(Saved data entries)
START
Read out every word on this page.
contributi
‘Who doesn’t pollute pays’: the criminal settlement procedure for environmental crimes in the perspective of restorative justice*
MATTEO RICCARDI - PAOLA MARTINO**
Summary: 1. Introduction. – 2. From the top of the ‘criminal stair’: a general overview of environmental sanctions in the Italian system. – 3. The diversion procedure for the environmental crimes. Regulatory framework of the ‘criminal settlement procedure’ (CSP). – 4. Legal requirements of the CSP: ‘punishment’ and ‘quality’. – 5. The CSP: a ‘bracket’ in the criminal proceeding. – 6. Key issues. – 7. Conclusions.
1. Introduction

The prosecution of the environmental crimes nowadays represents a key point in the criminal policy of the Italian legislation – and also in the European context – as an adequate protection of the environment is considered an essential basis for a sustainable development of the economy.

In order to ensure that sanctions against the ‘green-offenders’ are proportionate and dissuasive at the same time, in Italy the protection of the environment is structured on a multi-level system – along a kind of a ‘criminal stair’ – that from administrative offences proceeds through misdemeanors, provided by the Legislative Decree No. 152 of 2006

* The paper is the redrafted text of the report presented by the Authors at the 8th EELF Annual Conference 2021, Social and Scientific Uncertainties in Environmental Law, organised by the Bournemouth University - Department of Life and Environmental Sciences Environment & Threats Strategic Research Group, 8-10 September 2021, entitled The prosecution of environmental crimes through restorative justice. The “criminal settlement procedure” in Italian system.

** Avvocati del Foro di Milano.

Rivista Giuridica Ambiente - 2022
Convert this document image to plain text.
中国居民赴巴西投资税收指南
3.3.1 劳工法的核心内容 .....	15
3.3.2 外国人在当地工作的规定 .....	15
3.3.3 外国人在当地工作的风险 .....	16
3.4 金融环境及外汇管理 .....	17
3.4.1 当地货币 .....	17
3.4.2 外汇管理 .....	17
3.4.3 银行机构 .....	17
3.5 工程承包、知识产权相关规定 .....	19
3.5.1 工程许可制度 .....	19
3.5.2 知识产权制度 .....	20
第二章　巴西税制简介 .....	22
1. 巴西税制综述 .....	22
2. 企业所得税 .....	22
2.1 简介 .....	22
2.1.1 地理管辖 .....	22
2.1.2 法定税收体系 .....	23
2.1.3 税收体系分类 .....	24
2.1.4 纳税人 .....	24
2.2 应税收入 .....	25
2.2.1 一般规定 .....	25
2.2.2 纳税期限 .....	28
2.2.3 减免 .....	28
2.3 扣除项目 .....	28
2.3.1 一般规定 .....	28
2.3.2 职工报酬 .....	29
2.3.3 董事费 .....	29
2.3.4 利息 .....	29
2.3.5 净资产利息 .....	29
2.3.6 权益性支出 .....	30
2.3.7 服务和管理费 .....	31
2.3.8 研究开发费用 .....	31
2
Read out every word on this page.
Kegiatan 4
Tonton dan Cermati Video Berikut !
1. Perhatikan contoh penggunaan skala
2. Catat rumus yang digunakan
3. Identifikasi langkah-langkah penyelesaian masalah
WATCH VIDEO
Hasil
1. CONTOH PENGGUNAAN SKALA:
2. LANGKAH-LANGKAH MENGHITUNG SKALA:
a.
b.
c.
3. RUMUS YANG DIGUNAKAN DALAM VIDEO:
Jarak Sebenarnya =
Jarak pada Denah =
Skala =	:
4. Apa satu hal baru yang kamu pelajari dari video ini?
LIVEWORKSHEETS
END
## WHAT YOU SHOULD DO
Copy every line verbatim.

## RESULT OF THE TASK
Read out every word on this page.
contributi
‘Who doesn’t pollute pays’: the criminal settlement procedure for environmental crimes in the perspective of restorative justice*
MATTEO RICCARDI - PAOLA MARTINO**
Summary: 1. Introduction. – 2. From the top of the ‘criminal stair’: a general overview of environmental sanctions in the Italian system. – 3. The diversion procedure for the environmental crimes. Regulatory framework of the ‘criminal settlement procedure’ (CSP). – 4. Legal requirements of the CSP: ‘punishment’ and ‘quality’. – 5. The CSP: a ‘bracket’ in the criminal proceeding. – 6. Key issues. – 7. Conclusions.
1. Introduction

The prosecution of the environmental crimes nowadays represents a key point in the criminal policy of the Italian legislation – and also in the European context – as an adequate protection of the environment is considered an essential basis for a sustainable development of the economy.

In order to ensure that sanctions against the ‘green-offenders’ are proportionate and dissuasive at the same time, in Italy the protection of the environment is structured on a multi-level system – along a kind of a ‘criminal stair’ – that from administrative offences proceeds through misdemeanors, provided by the Legislative Decree No. 152 of 2006

* The paper is the redrafted text of the report presented by the Authors at the 8th EELF Annual Conference 2021, Social and Scientific Uncertainties in Environmental Law, organised by the Bournemouth University - Department of Life and Environmental Sciences Environment & Threats Strategic Research Group, 8-10 September 2021, entitled The prosecution of environmental crimes through restorative justice. The “criminal settlement procedure” in Italian system.

** Avvocati del Foro di Milano.

Rivista Giuridica Ambiente - 2022
Convert this document image to plain text.
中国居民赴巴西投资税收指南
3.3.1 劳工法的核心内容 .....	15
3.3.2 外国人在当地工作的规定 .....	15
3.3.3 外国人在当地工作的风险 .....	16
3.4 金融环境及外汇管理 .....	17
3.4.1 当地货币 .....	17
3.4.2 外汇管理 .....	17
3.4.3 银行机构 .....	17
3.5 工程承包、知识产权相关规定 .....	19
3.5.1 工程许可制度 .....	19
3.5.2 知识产权制度 .....	20
第二章　巴西税制简介 .....	22
1. 巴西税制综述 .....	22
2. 企业所得税 .....	22
2.1 简介 .....	22
2.1.1 地理管辖 .....	22
2.1.2 法定税收体系 .....	23
2.1.3 税收体系分类 .....	24
2.1.4 纳税人 .....	24
2.2 应税收入 .....	25
2.2.1 一般规定 .....	25
2.2.2 纳税期限 .....	28
2.2.3 减免 .....	28
2.3 扣除项目 .....	28
2.3.1 一般规定 .....	28
2.3.2 职工报酬 .....	29
2.3.3 董事费 .....	29
2.3.4 利息 .....	29
2.3.5 净资产利息 .....	29
2.3.6 权益性支出 .....	30
2.3.7 服务和管理费 .....	31
2.3.8 研究开发费用 .....	31
2
Read out every word on this page.
Kegiatan 4
Tonton dan Cermati Video Berikut !
1. Perhatikan contoh penggunaan skala
2. Catat rumus yang digunakan
3. Identifikasi langkah-langkah penyelesaian masalah
WATCH VIDEO
Hasil
1. CONTOH PENGGUNAAN SKALA:
2. LANGKAH-LANGKAH MENGHITUNG SKALA:
a.
b.
c.
3. RUMUS YANG DIGUNAKAN DALAM VIDEO:
Jarak Sebenarnya =
Jarak pada Denah =
Skala =	:
4. Apa satu hal baru yang kamu pelajari dari video ini?
LIVEWORKSHEETS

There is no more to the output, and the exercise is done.